__Exercise instructions__
Copy every line from the records below that holds the word "xlabel".

⟨

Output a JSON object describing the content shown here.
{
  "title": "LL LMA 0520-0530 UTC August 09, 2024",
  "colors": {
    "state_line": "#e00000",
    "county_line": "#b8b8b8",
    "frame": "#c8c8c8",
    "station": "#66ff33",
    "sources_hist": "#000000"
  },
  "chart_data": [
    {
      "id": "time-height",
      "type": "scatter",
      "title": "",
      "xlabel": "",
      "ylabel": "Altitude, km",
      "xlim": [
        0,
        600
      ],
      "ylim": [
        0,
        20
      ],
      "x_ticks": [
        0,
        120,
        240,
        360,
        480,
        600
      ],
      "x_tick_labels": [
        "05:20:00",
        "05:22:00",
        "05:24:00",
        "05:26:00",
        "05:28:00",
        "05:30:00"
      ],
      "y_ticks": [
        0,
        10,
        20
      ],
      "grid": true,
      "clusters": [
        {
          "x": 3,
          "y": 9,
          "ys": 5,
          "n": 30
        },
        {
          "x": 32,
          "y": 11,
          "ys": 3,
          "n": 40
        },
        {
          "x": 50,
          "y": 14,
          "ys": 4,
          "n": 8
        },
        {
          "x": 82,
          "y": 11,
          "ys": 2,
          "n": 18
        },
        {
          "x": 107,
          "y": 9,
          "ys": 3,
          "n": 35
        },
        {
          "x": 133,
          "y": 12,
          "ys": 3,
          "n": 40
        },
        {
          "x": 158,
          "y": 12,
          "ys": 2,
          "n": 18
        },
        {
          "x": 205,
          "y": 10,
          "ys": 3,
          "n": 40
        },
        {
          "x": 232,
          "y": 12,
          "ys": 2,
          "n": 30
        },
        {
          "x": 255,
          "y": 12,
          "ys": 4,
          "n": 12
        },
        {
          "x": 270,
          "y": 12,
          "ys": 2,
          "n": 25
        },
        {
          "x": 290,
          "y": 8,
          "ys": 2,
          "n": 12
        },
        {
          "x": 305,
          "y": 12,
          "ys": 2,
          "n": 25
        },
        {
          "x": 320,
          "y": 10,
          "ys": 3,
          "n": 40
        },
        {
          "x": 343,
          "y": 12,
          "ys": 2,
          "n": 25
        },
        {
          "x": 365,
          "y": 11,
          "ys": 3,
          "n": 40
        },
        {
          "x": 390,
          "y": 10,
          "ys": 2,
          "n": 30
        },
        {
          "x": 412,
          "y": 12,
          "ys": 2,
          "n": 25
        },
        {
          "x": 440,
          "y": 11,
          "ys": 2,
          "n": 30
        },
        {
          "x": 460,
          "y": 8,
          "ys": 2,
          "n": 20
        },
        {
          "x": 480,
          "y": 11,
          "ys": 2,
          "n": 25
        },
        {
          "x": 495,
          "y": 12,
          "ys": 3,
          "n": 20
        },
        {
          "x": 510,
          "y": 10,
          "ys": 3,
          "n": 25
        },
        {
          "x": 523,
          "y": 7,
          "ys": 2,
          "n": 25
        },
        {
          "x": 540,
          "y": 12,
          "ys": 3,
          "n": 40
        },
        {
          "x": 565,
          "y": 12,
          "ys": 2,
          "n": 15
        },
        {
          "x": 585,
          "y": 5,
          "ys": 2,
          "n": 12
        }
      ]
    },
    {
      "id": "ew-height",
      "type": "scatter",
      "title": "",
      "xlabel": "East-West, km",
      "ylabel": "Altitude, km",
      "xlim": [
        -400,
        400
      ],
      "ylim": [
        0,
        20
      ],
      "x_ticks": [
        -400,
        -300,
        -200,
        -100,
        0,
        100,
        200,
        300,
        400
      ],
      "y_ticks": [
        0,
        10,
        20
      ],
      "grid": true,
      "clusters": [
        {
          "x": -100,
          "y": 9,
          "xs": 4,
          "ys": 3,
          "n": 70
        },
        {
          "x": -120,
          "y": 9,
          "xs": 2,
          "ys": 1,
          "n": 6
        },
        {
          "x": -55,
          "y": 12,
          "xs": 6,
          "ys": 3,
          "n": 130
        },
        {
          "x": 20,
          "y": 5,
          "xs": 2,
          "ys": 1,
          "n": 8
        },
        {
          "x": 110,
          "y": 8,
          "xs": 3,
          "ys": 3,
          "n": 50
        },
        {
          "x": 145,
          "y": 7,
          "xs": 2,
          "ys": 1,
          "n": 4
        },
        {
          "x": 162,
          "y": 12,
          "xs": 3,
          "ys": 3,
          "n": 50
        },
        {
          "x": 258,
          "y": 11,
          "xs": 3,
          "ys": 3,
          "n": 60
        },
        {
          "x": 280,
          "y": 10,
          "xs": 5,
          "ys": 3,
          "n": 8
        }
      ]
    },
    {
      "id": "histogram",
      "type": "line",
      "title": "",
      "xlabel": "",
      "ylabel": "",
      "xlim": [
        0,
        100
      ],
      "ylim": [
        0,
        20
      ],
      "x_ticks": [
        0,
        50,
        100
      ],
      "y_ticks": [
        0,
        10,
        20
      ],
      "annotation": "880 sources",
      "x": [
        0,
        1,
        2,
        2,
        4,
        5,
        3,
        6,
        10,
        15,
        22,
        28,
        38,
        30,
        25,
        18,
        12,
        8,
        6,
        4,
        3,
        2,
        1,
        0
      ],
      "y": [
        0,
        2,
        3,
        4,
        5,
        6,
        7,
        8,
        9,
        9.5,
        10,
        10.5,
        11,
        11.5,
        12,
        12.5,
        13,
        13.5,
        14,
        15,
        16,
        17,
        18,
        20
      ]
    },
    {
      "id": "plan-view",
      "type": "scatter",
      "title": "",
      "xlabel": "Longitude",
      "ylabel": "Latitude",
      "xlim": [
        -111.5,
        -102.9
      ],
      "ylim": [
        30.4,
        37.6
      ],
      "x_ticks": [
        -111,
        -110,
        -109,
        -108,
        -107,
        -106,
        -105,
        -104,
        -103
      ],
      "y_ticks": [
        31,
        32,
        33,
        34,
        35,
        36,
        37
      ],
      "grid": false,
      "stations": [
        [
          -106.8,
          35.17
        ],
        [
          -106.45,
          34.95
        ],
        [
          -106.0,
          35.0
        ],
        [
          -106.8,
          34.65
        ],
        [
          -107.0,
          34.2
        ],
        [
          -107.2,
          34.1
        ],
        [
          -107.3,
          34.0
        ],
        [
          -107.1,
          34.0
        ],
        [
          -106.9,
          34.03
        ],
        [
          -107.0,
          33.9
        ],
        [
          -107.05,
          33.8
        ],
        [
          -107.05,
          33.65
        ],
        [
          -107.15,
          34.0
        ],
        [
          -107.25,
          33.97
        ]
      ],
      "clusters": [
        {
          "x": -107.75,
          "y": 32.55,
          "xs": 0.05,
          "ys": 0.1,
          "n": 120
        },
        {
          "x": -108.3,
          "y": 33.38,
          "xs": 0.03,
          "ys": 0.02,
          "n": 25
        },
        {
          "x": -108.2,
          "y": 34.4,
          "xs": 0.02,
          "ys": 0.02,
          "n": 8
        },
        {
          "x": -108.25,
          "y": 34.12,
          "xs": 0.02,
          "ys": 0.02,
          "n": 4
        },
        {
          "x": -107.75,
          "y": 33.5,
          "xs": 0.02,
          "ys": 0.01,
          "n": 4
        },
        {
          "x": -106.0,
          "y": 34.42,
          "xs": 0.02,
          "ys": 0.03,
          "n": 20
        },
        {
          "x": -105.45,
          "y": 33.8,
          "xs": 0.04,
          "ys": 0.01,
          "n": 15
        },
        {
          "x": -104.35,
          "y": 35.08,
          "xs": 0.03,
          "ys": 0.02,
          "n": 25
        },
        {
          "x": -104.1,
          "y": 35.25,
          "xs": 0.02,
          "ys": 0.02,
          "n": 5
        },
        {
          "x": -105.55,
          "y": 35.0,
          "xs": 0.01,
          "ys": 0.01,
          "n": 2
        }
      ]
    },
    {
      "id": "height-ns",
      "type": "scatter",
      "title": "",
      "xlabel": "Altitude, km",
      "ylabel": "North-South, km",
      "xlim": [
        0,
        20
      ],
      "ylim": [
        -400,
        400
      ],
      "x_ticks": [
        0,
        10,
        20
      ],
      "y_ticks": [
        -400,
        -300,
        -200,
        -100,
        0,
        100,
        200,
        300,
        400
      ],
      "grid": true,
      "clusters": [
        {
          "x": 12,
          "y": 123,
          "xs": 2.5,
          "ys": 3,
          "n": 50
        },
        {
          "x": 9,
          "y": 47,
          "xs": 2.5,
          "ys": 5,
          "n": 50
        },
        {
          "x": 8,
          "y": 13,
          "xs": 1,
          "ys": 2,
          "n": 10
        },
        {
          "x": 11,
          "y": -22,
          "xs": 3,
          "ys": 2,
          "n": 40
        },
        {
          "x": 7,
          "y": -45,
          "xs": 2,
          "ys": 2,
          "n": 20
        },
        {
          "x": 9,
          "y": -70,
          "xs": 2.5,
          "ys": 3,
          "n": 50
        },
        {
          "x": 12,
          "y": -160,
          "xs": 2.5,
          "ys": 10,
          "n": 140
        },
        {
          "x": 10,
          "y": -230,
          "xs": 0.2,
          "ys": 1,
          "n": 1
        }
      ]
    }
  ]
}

⟩

__Solution to the problem__
      "xlabel": "",
      "xlabel": "East-West, km",
      "xlabel": "",
      "xlabel": "Longitude",
      "xlabel": "Altitude, km",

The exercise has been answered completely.